Look for "What data populates" in the listing below, then copy exactly the line it appears in and all lines after it to the end, and nothing more.

** Start of Data lines **

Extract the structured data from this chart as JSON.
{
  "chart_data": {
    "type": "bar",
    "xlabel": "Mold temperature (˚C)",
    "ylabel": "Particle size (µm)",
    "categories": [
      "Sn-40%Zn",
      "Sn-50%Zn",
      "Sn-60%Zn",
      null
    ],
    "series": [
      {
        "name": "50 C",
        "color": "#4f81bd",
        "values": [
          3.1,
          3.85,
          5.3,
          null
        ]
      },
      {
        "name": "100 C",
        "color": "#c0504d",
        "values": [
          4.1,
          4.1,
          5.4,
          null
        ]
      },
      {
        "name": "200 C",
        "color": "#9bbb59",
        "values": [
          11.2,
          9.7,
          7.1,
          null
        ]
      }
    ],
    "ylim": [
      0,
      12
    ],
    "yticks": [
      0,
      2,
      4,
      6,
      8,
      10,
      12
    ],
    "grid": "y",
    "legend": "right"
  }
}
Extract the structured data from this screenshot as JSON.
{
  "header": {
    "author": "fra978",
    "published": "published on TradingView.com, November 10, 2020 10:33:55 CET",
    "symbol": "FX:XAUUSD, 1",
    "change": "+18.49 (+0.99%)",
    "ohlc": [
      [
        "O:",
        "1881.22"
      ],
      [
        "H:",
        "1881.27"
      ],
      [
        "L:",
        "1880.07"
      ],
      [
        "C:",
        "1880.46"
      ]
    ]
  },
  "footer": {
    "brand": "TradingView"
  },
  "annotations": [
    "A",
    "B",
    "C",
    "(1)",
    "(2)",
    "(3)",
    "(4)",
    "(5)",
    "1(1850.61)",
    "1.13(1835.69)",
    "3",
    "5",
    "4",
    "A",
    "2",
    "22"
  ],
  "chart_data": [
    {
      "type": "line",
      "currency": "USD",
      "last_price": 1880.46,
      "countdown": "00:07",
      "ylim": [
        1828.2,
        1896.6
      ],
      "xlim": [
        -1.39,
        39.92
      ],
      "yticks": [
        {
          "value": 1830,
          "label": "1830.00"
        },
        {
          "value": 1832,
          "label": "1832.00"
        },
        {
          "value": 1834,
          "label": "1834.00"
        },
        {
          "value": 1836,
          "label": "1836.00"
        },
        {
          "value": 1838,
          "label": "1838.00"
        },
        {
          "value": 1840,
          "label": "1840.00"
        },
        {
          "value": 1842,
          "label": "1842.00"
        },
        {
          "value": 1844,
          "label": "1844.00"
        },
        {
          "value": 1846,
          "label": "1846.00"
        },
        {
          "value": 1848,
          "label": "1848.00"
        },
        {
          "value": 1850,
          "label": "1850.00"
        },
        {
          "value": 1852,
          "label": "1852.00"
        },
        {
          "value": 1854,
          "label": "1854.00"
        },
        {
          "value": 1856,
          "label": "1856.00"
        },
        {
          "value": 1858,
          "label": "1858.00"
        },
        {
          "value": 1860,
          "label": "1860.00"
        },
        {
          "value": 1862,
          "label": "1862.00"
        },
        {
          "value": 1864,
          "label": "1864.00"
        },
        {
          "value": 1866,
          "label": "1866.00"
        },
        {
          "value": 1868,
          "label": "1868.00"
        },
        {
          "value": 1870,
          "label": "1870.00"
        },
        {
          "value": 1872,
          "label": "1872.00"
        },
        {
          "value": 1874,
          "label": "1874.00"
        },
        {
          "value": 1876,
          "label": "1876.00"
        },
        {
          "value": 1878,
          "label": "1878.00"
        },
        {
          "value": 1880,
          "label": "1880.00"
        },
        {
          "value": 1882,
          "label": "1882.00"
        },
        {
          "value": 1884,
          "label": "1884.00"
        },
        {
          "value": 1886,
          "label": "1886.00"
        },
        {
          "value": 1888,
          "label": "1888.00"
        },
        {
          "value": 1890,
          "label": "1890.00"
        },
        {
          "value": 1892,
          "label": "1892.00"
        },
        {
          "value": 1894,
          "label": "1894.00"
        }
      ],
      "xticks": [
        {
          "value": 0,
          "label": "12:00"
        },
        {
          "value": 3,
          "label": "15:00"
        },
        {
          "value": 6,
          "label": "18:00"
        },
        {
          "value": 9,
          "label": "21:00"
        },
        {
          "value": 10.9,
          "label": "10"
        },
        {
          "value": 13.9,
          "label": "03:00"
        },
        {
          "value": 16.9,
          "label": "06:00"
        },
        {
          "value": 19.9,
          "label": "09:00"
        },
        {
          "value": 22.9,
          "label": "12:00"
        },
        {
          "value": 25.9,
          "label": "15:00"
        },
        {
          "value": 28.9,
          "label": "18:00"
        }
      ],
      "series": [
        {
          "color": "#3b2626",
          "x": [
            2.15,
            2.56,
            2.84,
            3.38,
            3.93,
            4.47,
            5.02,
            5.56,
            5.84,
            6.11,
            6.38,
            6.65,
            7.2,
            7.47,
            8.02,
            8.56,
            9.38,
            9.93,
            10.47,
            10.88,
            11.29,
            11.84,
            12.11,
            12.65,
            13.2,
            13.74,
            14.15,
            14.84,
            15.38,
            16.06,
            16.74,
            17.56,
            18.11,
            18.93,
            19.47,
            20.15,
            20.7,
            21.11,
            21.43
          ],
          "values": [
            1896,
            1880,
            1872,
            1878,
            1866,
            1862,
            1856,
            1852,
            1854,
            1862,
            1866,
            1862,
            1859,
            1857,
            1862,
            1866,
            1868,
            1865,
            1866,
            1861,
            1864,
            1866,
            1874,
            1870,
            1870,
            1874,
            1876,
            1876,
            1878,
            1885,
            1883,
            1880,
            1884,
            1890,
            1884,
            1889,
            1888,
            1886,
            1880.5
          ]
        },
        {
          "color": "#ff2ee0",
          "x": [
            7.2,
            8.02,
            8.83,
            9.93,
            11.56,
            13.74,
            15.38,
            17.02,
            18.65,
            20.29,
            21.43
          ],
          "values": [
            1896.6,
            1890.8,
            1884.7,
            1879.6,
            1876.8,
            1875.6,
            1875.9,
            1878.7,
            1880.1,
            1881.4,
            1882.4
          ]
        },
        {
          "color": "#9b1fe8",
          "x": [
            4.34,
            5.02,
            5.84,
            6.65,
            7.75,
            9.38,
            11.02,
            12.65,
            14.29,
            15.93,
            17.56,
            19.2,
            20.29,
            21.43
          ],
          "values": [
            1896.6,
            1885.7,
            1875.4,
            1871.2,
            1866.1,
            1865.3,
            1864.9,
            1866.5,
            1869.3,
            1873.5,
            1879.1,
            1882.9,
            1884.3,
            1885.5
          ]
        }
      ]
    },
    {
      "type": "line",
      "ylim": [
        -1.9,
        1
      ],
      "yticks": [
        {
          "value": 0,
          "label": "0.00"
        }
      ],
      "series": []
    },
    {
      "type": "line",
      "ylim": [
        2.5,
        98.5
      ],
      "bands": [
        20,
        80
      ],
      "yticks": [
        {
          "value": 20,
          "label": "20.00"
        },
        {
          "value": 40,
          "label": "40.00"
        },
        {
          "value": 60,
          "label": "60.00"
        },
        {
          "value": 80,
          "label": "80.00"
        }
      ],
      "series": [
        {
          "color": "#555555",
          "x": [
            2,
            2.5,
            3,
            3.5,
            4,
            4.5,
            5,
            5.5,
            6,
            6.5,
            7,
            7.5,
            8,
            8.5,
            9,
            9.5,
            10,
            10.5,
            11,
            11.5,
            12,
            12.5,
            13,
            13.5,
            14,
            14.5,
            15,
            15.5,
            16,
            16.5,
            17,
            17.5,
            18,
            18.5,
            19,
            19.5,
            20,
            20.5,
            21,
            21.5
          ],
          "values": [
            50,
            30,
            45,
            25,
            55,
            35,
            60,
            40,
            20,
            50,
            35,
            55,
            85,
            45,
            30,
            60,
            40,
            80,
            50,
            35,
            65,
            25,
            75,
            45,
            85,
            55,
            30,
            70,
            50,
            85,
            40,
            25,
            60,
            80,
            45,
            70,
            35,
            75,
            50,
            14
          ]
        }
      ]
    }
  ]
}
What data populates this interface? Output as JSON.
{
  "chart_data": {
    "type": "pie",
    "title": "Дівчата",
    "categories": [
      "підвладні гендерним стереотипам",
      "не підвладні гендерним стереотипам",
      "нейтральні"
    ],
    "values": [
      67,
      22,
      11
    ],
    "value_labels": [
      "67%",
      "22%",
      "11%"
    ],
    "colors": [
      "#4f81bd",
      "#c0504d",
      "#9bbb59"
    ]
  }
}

** End of Data lines **

* **In response**
What data populates this interface? Output as JSON.
{
  "chart_data": {
    "type": "pie",
    "title": "Дівчата",
    "categories": [
      "підвладні гендерним стереотипам",
      "не підвладні гендерним стереотипам",
      "нейтральні"
    ],
    "values": [
      67,
      22,
      11
    ],
    "value_labels": [
      "67%",
      "22%",
      "11%"
    ],
    "colors": [
      "#4f81bd",
      "#c0504d",
      "#9bbb59"
    ]
  }
}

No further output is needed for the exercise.